* **Data entries for graphics**

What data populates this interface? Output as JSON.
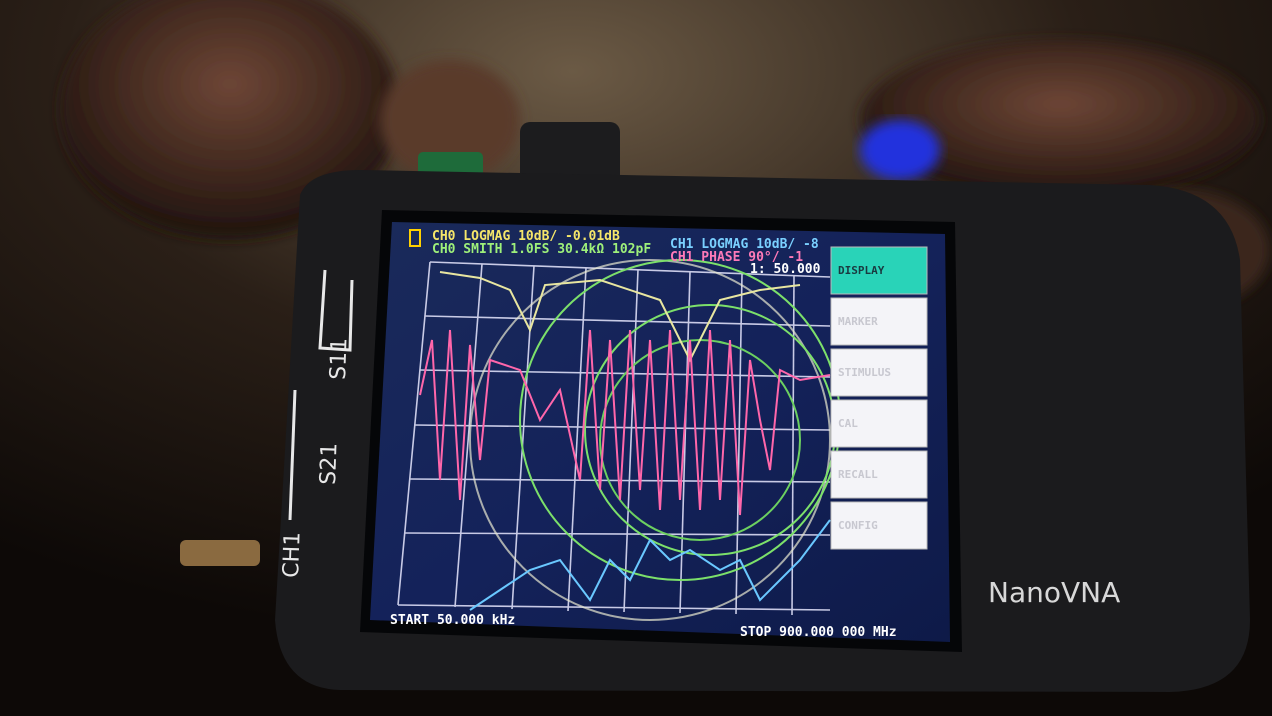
{
  "screen": {
    "header_left": [
      "CH0 LOGMAG 10dB/ -0.01dB",
      "CH0 SMITH 1.0FS 30.4kΩ 102pF"
    ],
    "header_right": [
      "CH1 LOGMAG 10dB/ -8",
      "CH1 PHASE 90°/ -1"
    ],
    "marker": "1: 50.000",
    "menu": [
      "DISPLAY",
      "MARKER",
      "STIMULUS",
      "CAL",
      "RECALL",
      "CONFIG"
    ],
    "start": "START 50.000 kHz",
    "stop": "STOP 900.000 000 MHz"
  },
  "device": {
    "port_labels": [
      "S11",
      "S21",
      "CH1"
    ],
    "brand": "NanoVNA"
  }
}
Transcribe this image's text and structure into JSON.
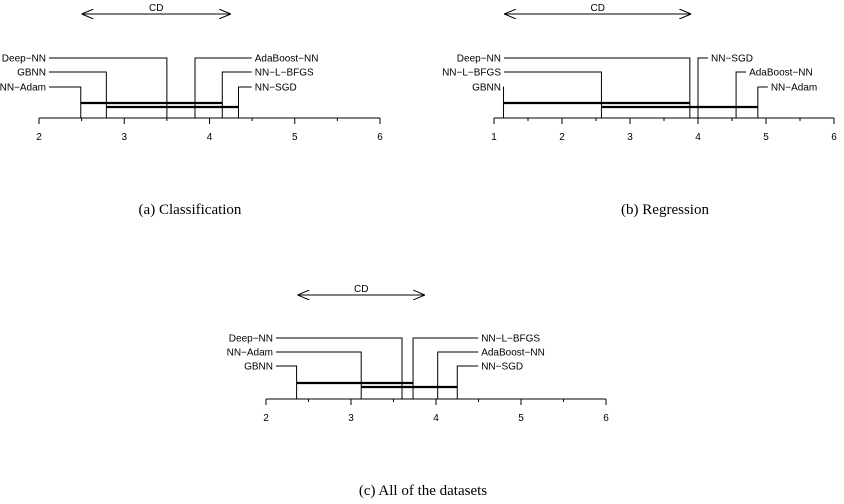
{
  "diagrams": [
    {
      "id": "classification",
      "caption": "(a) Classification",
      "cd_label": "CD",
      "cd_range": [
        2.5,
        4.25
      ],
      "axis_ticks": [
        "2",
        "3",
        "4",
        "5",
        "6"
      ],
      "axis_range": [
        2,
        6
      ],
      "methods": [
        {
          "name": "Deep−NN",
          "rank": 3.5,
          "side": "left"
        },
        {
          "name": "GBNN",
          "rank": 2.79,
          "side": "left"
        },
        {
          "name": "NN−Adam",
          "rank": 2.49,
          "side": "left"
        },
        {
          "name": "AdaBoost−NN",
          "rank": 3.83,
          "side": "right"
        },
        {
          "name": "NN−L−BFGS",
          "rank": 4.15,
          "side": "right"
        },
        {
          "name": "NN−SGD",
          "rank": 4.34,
          "side": "right"
        }
      ],
      "cliques": [
        [
          2.49,
          4.15
        ],
        [
          2.79,
          4.34
        ]
      ]
    },
    {
      "id": "regression",
      "caption": "(b) Regression",
      "cd_label": "CD",
      "cd_range": [
        1.15,
        3.9
      ],
      "axis_ticks": [
        "1",
        "2",
        "3",
        "4",
        "5",
        "6"
      ],
      "axis_range": [
        1,
        6
      ],
      "methods": [
        {
          "name": "Deep−NN",
          "rank": 3.88,
          "side": "left"
        },
        {
          "name": "NN−L−BFGS",
          "rank": 2.58,
          "side": "left"
        },
        {
          "name": "GBNN",
          "rank": 1.14,
          "side": "left"
        },
        {
          "name": "NN−SGD",
          "rank": 4.0,
          "side": "right"
        },
        {
          "name": "AdaBoost−NN",
          "rank": 4.56,
          "side": "right"
        },
        {
          "name": "NN−Adam",
          "rank": 4.88,
          "side": "right"
        }
      ],
      "cliques": [
        [
          1.14,
          3.88
        ],
        [
          2.58,
          4.88
        ]
      ]
    },
    {
      "id": "all",
      "caption": "(c) All of the datasets",
      "cd_label": "CD",
      "cd_range": [
        2.37,
        3.87
      ],
      "axis_ticks": [
        "2",
        "3",
        "4",
        "5",
        "6"
      ],
      "axis_range": [
        2,
        6
      ],
      "methods": [
        {
          "name": "Deep−NN",
          "rank": 3.6,
          "side": "left"
        },
        {
          "name": "NN−Adam",
          "rank": 3.12,
          "side": "left"
        },
        {
          "name": "GBNN",
          "rank": 2.36,
          "side": "left"
        },
        {
          "name": "NN−L−BFGS",
          "rank": 3.73,
          "side": "right"
        },
        {
          "name": "AdaBoost−NN",
          "rank": 4.02,
          "side": "right"
        },
        {
          "name": "NN−SGD",
          "rank": 4.25,
          "side": "right"
        }
      ],
      "cliques": [
        [
          2.36,
          3.73
        ],
        [
          3.12,
          4.25
        ]
      ]
    }
  ]
}
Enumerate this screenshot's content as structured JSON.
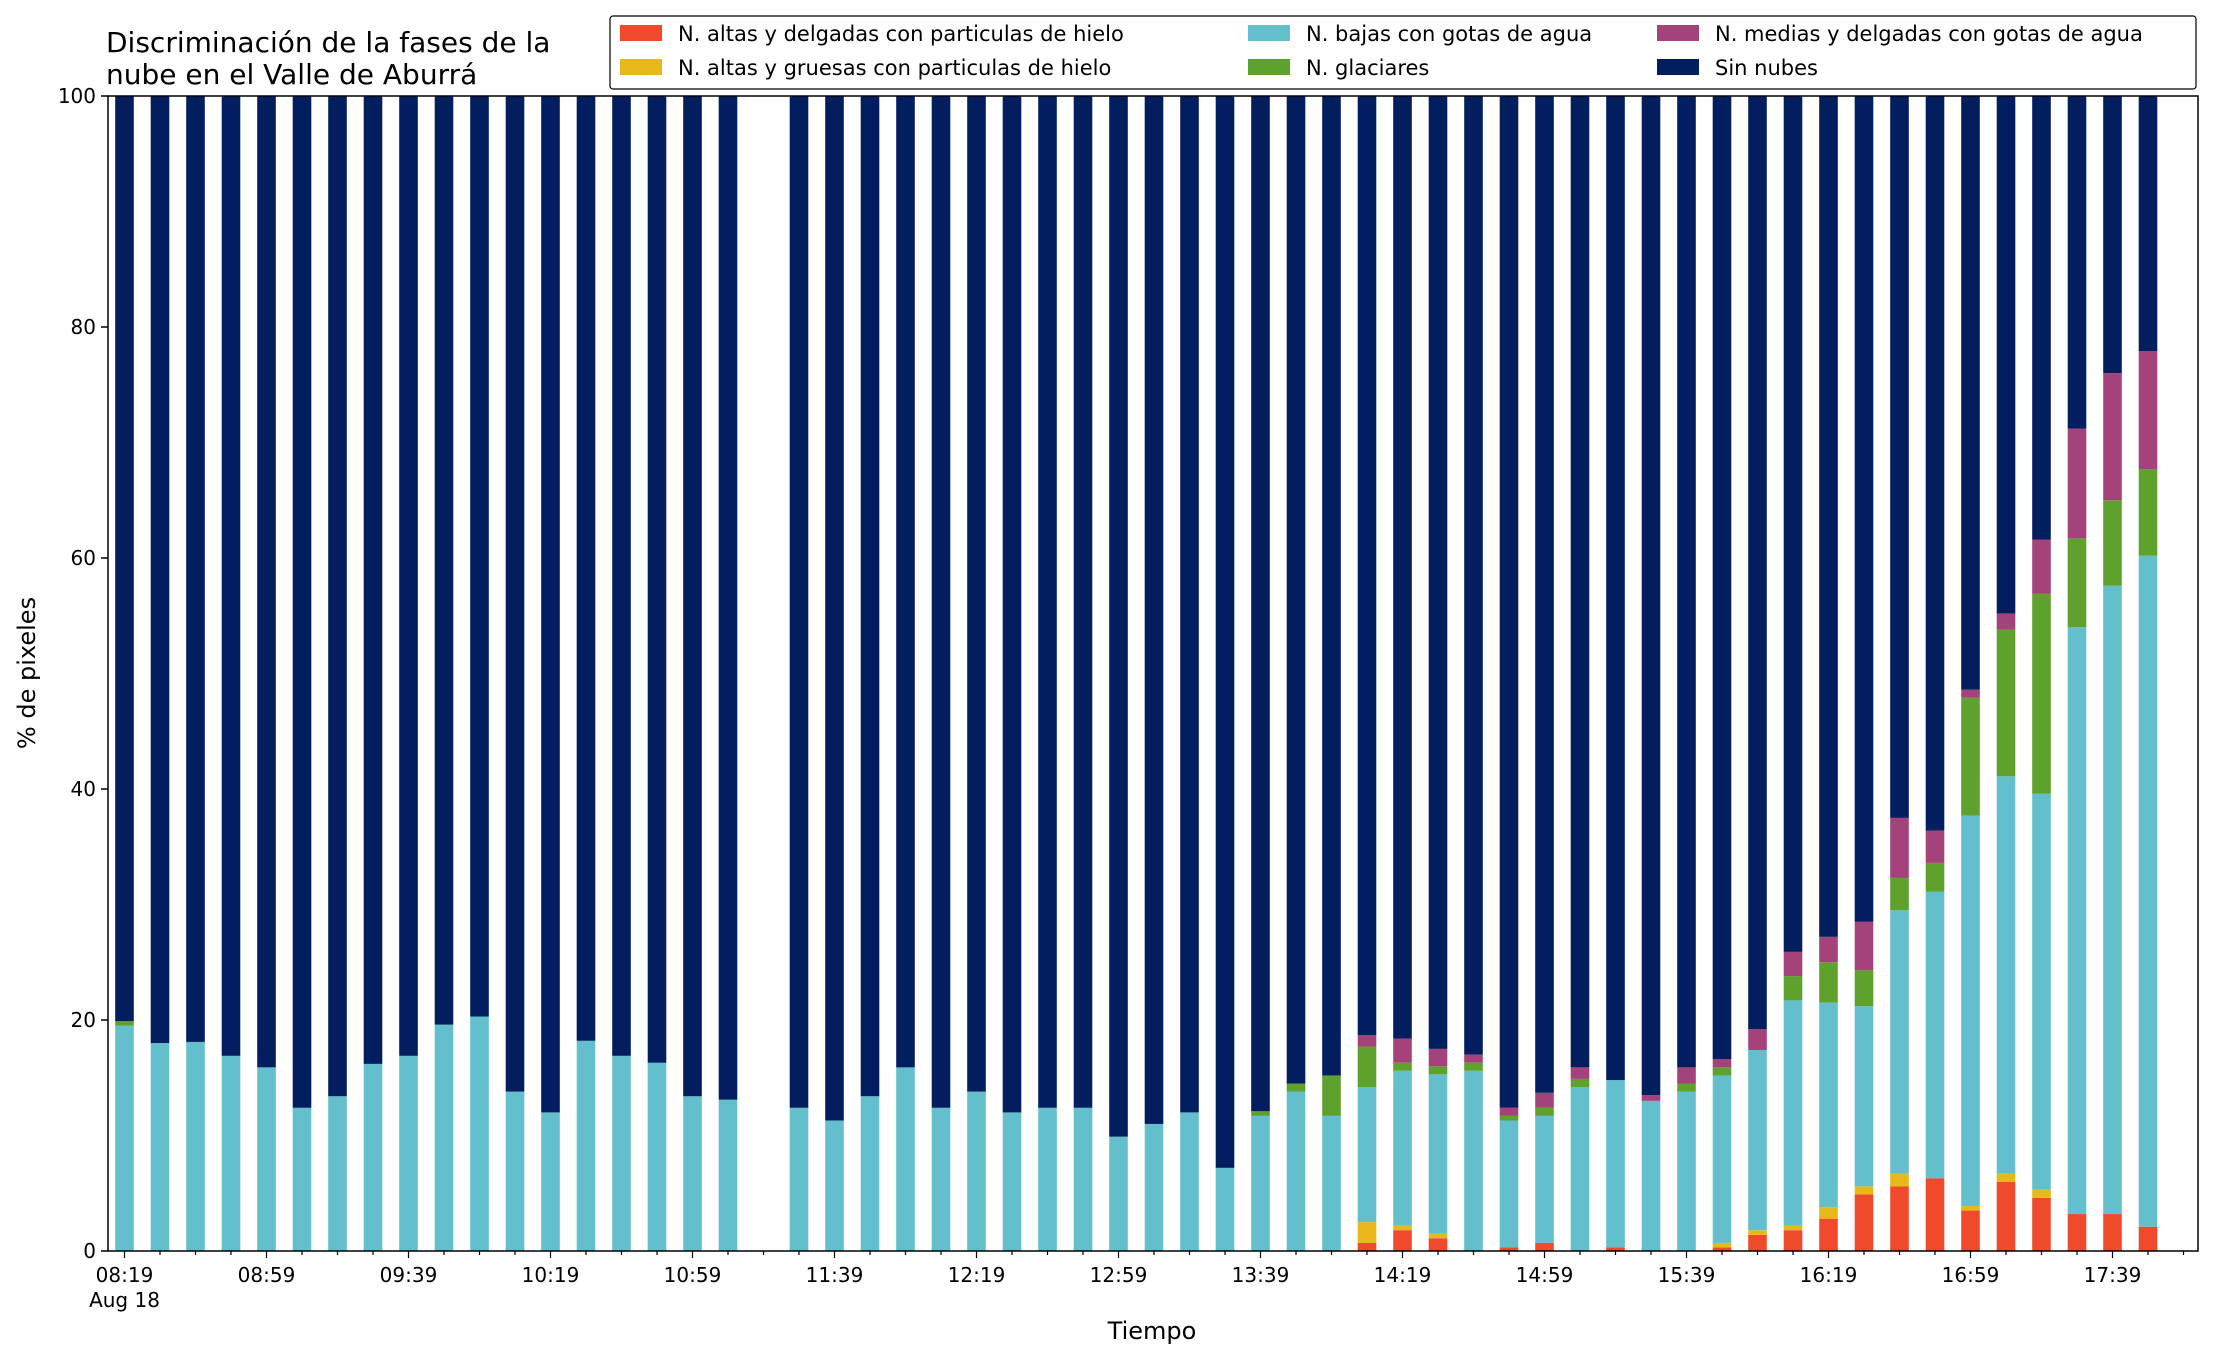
{
  "chart_data": {
    "type": "bar",
    "stacked": true,
    "title_lines": [
      "Discriminación de la fases de la",
      "nube en el Valle de Aburrá"
    ],
    "xlabel": "Tiempo",
    "ylabel": "% de pixeles",
    "ylim": [
      0,
      100
    ],
    "y_ticks": [
      0,
      20,
      40,
      60,
      80,
      100
    ],
    "x_tick_labels": [
      "08:19",
      "08:59",
      "09:39",
      "10:19",
      "10:59",
      "11:39",
      "12:19",
      "12:59",
      "13:39",
      "14:19",
      "14:59",
      "15:39",
      "16:19",
      "16:59",
      "17:39"
    ],
    "x_date_label": "Aug 18",
    "legend_position": "top-right",
    "legend_columns": 3,
    "categories": [
      "08:19",
      "08:29",
      "08:39",
      "08:49",
      "08:59",
      "09:09",
      "09:19",
      "09:29",
      "09:39",
      "09:49",
      "09:59",
      "10:09",
      "10:19",
      "10:29",
      "10:39",
      "10:49",
      "10:59",
      "11:09",
      "11:19",
      "11:29",
      "11:39",
      "11:49",
      "11:59",
      "12:09",
      "12:19",
      "12:29",
      "12:39",
      "12:49",
      "12:59",
      "13:09",
      "13:19",
      "13:29",
      "13:39",
      "13:49",
      "13:59",
      "14:09",
      "14:19",
      "14:29",
      "14:39",
      "14:49",
      "14:59",
      "15:09",
      "15:19",
      "15:29",
      "15:39",
      "15:49",
      "15:59",
      "16:09",
      "16:19",
      "16:29",
      "16:39",
      "16:49",
      "16:59",
      "17:09",
      "17:19",
      "17:29",
      "17:39",
      "17:49"
    ],
    "series": [
      {
        "name": "N. altas y delgadas con particulas de hielo",
        "color": "#ee4a2b",
        "values": [
          0,
          0,
          0,
          0,
          0,
          0,
          0,
          0,
          0,
          0,
          0,
          0,
          0,
          0,
          0,
          0,
          0,
          0,
          null,
          0,
          0,
          0,
          0,
          0,
          0,
          0,
          0,
          0,
          0,
          0,
          0,
          0,
          0,
          0,
          0,
          0.7,
          1.8,
          1.1,
          0,
          0.3,
          0.7,
          0,
          0.3,
          0,
          0,
          0.3,
          1.4,
          1.8,
          2.8,
          4.9,
          5.6,
          6.3,
          3.5,
          6.0,
          4.6,
          3.2,
          3.2,
          2.1
        ]
      },
      {
        "name": "N. altas y gruesas con particulas de hielo",
        "color": "#e8b81a",
        "values": [
          0,
          0,
          0,
          0,
          0,
          0,
          0,
          0,
          0,
          0,
          0,
          0,
          0,
          0,
          0,
          0,
          0,
          0,
          null,
          0,
          0,
          0,
          0,
          0,
          0,
          0,
          0,
          0,
          0,
          0,
          0,
          0,
          0,
          0,
          0,
          1.8,
          0.4,
          0.4,
          0,
          0,
          0,
          0,
          0,
          0,
          0,
          0.4,
          0.4,
          0.4,
          1.0,
          0.7,
          1.1,
          0,
          0.4,
          0.7,
          0.7,
          0,
          0,
          0
        ]
      },
      {
        "name": "N. bajas con gotas de agua",
        "color": "#64bfcc",
        "values": [
          19.5,
          18.0,
          18.1,
          16.9,
          15.9,
          12.4,
          13.4,
          16.2,
          16.9,
          19.6,
          20.3,
          13.8,
          12.0,
          18.2,
          16.9,
          16.3,
          13.4,
          13.1,
          null,
          12.4,
          11.3,
          13.4,
          15.9,
          12.4,
          13.8,
          12.0,
          12.4,
          12.4,
          9.9,
          11.0,
          12.0,
          7.2,
          11.7,
          13.8,
          11.7,
          11.7,
          13.4,
          13.8,
          15.6,
          11.0,
          11.0,
          14.2,
          14.5,
          13.0,
          13.8,
          14.5,
          15.6,
          19.5,
          17.7,
          15.6,
          22.8,
          24.8,
          33.8,
          34.4,
          34.3,
          50.8,
          54.4,
          58.1
        ]
      },
      {
        "name": "N. glaciares",
        "color": "#5ea12c",
        "values": [
          0.4,
          0,
          0,
          0,
          0,
          0,
          0,
          0,
          0,
          0,
          0,
          0,
          0,
          0,
          0,
          0,
          0,
          0,
          null,
          0,
          0,
          0,
          0,
          0,
          0,
          0,
          0,
          0,
          0,
          0,
          0,
          0,
          0.4,
          0.7,
          3.5,
          3.5,
          0.7,
          0.7,
          0.7,
          0.4,
          0.7,
          0.7,
          0,
          0,
          0.7,
          0.7,
          0,
          2.1,
          3.5,
          3.1,
          2.8,
          2.5,
          10.2,
          12.7,
          17.3,
          7.7,
          7.4,
          7.5
        ]
      },
      {
        "name": "N. medias y delgadas con gotas de agua",
        "color": "#a4427b",
        "values": [
          0,
          0,
          0,
          0,
          0,
          0,
          0,
          0,
          0,
          0,
          0,
          0,
          0,
          0,
          0,
          0,
          0,
          0,
          null,
          0,
          0,
          0,
          0,
          0,
          0,
          0,
          0,
          0,
          0,
          0,
          0,
          0,
          0,
          0,
          0,
          1.0,
          2.1,
          1.5,
          0.7,
          0.7,
          1.3,
          1.0,
          0,
          0.5,
          1.4,
          0.7,
          1.8,
          2.1,
          2.2,
          4.2,
          5.2,
          2.8,
          0.7,
          1.4,
          4.7,
          9.5,
          11.0,
          10.2
        ]
      },
      {
        "name": "Sin nubes",
        "color": "#031e5f",
        "values": [
          80.1,
          82.0,
          81.9,
          83.1,
          84.1,
          87.6,
          86.6,
          83.8,
          83.1,
          80.4,
          79.7,
          86.2,
          88.0,
          81.8,
          83.1,
          83.7,
          86.6,
          86.9,
          null,
          87.6,
          88.7,
          86.6,
          84.1,
          87.6,
          86.2,
          88.0,
          87.6,
          87.6,
          90.1,
          89.0,
          88.0,
          92.8,
          87.9,
          85.5,
          84.8,
          81.3,
          81.6,
          82.5,
          83.0,
          87.6,
          86.3,
          84.1,
          85.2,
          86.5,
          84.1,
          83.4,
          80.8,
          74.1,
          72.8,
          71.5,
          62.5,
          63.6,
          51.4,
          44.8,
          38.4,
          28.8,
          24.0,
          22.1
        ]
      }
    ]
  }
}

* **WHAT IS ASKED**
Write out every line of the listing that holds the word "hielo".

* **RESPONSE**
        "name": "N. altas y delgadas con particulas de hielo",
        "name": "N. altas y gruesas con particulas de hielo",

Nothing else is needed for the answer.